WRITTEN REQUEST: Pull out every line with the word "source" from the entries below.

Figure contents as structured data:

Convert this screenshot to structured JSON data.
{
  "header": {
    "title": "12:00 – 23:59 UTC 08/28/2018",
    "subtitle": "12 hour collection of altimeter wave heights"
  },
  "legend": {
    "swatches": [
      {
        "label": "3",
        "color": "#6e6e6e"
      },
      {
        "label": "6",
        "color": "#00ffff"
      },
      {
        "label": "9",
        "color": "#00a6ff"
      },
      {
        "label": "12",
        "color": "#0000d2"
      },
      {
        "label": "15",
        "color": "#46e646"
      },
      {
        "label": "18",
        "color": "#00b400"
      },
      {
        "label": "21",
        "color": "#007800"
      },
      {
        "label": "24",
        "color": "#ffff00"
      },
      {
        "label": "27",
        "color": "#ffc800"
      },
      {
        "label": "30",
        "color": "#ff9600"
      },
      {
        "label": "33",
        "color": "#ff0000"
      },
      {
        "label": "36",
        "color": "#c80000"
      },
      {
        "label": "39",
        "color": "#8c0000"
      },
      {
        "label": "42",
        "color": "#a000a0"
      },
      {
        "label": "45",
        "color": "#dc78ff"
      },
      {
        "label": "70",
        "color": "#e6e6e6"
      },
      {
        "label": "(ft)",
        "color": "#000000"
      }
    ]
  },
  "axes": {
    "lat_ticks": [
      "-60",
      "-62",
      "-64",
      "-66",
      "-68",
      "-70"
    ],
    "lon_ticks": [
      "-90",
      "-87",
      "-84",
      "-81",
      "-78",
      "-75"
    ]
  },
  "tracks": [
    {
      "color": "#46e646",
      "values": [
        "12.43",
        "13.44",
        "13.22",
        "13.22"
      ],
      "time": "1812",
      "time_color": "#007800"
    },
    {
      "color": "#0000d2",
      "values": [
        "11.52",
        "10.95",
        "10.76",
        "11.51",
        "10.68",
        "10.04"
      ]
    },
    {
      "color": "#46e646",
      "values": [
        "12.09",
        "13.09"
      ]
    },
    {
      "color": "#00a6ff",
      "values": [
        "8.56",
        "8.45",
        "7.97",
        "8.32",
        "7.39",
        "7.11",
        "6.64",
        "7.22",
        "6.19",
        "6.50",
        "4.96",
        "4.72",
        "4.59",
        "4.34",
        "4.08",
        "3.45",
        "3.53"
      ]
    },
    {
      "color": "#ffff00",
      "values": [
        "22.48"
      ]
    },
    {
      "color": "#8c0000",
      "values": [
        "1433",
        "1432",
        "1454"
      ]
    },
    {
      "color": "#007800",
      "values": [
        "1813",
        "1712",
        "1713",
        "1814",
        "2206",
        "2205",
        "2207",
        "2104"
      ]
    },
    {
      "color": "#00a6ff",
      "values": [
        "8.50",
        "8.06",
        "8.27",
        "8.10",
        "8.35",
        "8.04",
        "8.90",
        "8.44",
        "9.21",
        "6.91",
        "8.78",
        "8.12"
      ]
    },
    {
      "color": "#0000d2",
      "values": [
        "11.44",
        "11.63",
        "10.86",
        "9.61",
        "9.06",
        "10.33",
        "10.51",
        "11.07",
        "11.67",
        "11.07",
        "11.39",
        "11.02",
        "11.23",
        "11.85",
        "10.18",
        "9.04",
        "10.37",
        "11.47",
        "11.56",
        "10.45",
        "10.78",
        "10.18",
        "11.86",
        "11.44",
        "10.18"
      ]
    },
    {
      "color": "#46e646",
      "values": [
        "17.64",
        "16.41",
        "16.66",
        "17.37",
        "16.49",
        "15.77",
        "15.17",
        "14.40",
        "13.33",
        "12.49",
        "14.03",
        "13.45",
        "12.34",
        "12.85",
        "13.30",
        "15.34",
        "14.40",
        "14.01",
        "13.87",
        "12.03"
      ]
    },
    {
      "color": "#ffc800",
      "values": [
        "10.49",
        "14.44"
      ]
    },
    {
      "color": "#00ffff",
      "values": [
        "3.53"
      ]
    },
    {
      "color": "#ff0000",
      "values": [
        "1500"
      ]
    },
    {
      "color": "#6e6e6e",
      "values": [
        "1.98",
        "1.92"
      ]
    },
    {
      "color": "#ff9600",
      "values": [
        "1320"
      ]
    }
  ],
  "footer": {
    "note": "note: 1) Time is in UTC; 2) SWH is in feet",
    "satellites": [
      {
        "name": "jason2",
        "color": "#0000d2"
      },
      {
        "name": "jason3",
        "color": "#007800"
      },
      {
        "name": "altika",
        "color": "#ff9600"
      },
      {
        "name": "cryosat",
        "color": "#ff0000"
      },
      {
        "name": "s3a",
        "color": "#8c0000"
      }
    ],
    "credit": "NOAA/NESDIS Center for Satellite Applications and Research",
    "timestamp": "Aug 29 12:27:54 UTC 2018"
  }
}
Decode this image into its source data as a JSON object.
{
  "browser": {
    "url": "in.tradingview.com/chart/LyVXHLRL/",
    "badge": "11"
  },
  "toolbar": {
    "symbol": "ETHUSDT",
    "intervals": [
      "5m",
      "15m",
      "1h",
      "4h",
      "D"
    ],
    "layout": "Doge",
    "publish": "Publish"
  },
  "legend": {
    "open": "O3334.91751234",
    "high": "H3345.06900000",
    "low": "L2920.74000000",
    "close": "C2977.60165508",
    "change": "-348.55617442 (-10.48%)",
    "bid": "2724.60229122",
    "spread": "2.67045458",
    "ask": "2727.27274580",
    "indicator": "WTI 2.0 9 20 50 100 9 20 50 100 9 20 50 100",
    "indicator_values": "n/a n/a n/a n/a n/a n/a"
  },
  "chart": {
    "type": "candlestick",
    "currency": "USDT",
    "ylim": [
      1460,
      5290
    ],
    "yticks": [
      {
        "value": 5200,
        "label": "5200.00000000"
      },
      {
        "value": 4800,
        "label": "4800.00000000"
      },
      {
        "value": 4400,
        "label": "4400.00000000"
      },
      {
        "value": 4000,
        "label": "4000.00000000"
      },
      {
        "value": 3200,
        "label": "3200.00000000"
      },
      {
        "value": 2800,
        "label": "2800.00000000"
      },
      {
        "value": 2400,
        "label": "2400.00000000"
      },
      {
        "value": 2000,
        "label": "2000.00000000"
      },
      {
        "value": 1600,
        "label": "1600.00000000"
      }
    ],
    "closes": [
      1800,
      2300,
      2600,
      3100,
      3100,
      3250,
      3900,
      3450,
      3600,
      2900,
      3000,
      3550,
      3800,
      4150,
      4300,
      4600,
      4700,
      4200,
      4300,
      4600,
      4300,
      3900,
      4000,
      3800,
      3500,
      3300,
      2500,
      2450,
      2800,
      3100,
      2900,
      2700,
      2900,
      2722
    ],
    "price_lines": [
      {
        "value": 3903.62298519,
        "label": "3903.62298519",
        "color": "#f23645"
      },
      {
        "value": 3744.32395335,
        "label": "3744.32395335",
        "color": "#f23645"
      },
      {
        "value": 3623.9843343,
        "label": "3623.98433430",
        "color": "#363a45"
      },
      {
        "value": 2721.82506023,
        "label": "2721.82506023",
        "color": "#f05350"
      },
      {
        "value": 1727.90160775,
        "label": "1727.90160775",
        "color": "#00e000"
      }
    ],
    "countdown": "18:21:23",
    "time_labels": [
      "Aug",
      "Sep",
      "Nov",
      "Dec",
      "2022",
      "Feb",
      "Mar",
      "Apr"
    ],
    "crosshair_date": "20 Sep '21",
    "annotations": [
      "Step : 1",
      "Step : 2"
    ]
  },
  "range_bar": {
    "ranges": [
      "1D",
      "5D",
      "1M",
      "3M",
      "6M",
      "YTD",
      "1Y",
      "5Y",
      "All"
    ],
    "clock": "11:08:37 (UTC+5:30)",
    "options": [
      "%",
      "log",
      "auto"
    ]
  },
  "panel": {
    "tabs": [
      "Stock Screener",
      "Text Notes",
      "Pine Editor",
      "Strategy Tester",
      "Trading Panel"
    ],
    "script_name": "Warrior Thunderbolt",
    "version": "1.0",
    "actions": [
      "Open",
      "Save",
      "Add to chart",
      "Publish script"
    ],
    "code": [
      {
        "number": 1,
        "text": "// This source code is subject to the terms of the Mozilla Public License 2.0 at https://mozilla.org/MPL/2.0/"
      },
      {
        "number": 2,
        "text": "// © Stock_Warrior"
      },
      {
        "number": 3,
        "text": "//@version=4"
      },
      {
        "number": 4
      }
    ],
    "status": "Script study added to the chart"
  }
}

FULL RESPONSE:
Decode this image into its source data as a JSON object.
        "text": "// This source code is subject to the terms of the Mozilla Public License 2.0 at https://mozilla.org/MPL/2.0/"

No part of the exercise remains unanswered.